### STATED PROBLEM
Transcribe each entry below exactly. Pictures do not go in the copy.

Extracts from a graphics dataset:
-- Start --

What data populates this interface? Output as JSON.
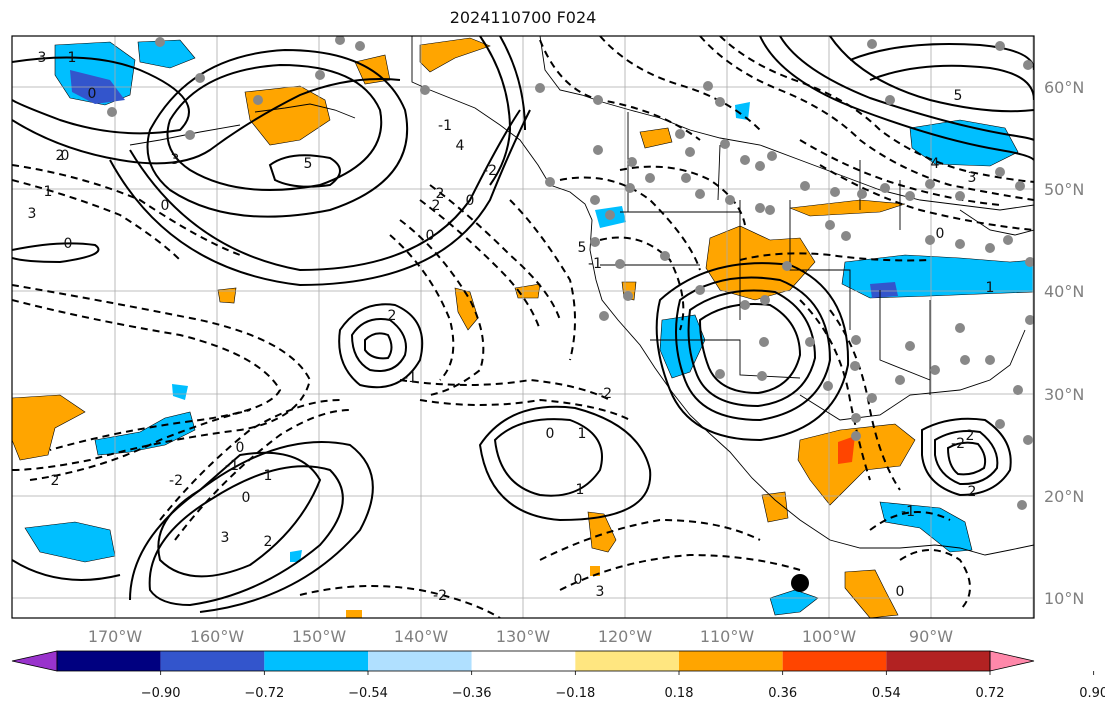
{
  "title": "2024110700 F024",
  "longitude_labels": [
    "170°W",
    "160°W",
    "150°W",
    "140°W",
    "130°W",
    "120°W",
    "110°W",
    "100°W",
    "90°W"
  ],
  "latitude_labels": [
    "60°N",
    "50°N",
    "40°N",
    "30°N",
    "20°N",
    "10°N"
  ],
  "colorbar": {
    "tick_labels": [
      "−0.90",
      "−0.72",
      "−0.54",
      "−0.36",
      "−0.18",
      "0.18",
      "0.36",
      "0.54",
      "0.72",
      "0.90"
    ],
    "colors": [
      "#9933cc",
      "#000080",
      "#3355cc",
      "#00bfff",
      "#b0e0ff",
      "#ffffff",
      "#ffe680",
      "#ffa500",
      "#ff4500",
      "#b22222",
      "#ff88aa"
    ]
  },
  "contour_labels": [
    "3",
    "1",
    "0",
    "2",
    "5",
    "3",
    "0",
    "4",
    "2",
    "0",
    "-2",
    "0",
    "1",
    "3",
    "0",
    "-1",
    "0",
    "2",
    "2",
    "1",
    "-1",
    "-2",
    "2",
    "0",
    "-1",
    "1",
    "3",
    "-2",
    "0",
    "2",
    "5",
    "3",
    "4",
    "2",
    "0",
    "1",
    "-2",
    "-1",
    "1",
    "0",
    "3",
    "5",
    "0",
    "-2",
    "2",
    "-1",
    "0"
  ],
  "colors": {
    "positive": "#ffa500",
    "negative": "#00bfff",
    "contour": "#000000",
    "grid": "#aaaaaa",
    "stations": "#888888"
  }
}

-- End --

### OUTPUT BELOW
What data populates this interface? Output as JSON.
{
  "title": "2024110700 F024",
  "longitude_labels": [
    "170°W",
    "160°W",
    "150°W",
    "140°W",
    "130°W",
    "120°W",
    "110°W",
    "100°W",
    "90°W"
  ],
  "latitude_labels": [
    "60°N",
    "50°N",
    "40°N",
    "30°N",
    "20°N",
    "10°N"
  ],
  "colorbar": {
    "tick_labels": [
      "−0.90",
      "−0.72",
      "−0.54",
      "−0.36",
      "−0.18",
      "0.18",
      "0.36",
      "0.54",
      "0.72",
      "0.90"
    ],
    "colors": [
      "#9933cc",
      "#000080",
      "#3355cc",
      "#00bfff",
      "#b0e0ff",
      "#ffffff",
      "#ffe680",
      "#ffa500",
      "#ff4500",
      "#b22222",
      "#ff88aa"
    ]
  },
  "contour_labels": [
    "3",
    "1",
    "0",
    "2",
    "5",
    "3",
    "0",
    "4",
    "2",
    "0",
    "-2",
    "0",
    "1",
    "3",
    "0",
    "-1",
    "0",
    "2",
    "2",
    "1",
    "-1",
    "-2",
    "2",
    "0",
    "-1",
    "1",
    "3",
    "-2",
    "0",
    "2",
    "5",
    "3",
    "4",
    "2",
    "0",
    "1",
    "-2",
    "-1",
    "1",
    "0",
    "3",
    "5",
    "0",
    "-2",
    "2",
    "-1",
    "0"
  ],
  "colors": {
    "positive": "#ffa500",
    "negative": "#00bfff",
    "contour": "#000000",
    "grid": "#aaaaaa",
    "stations": "#888888"
  }
}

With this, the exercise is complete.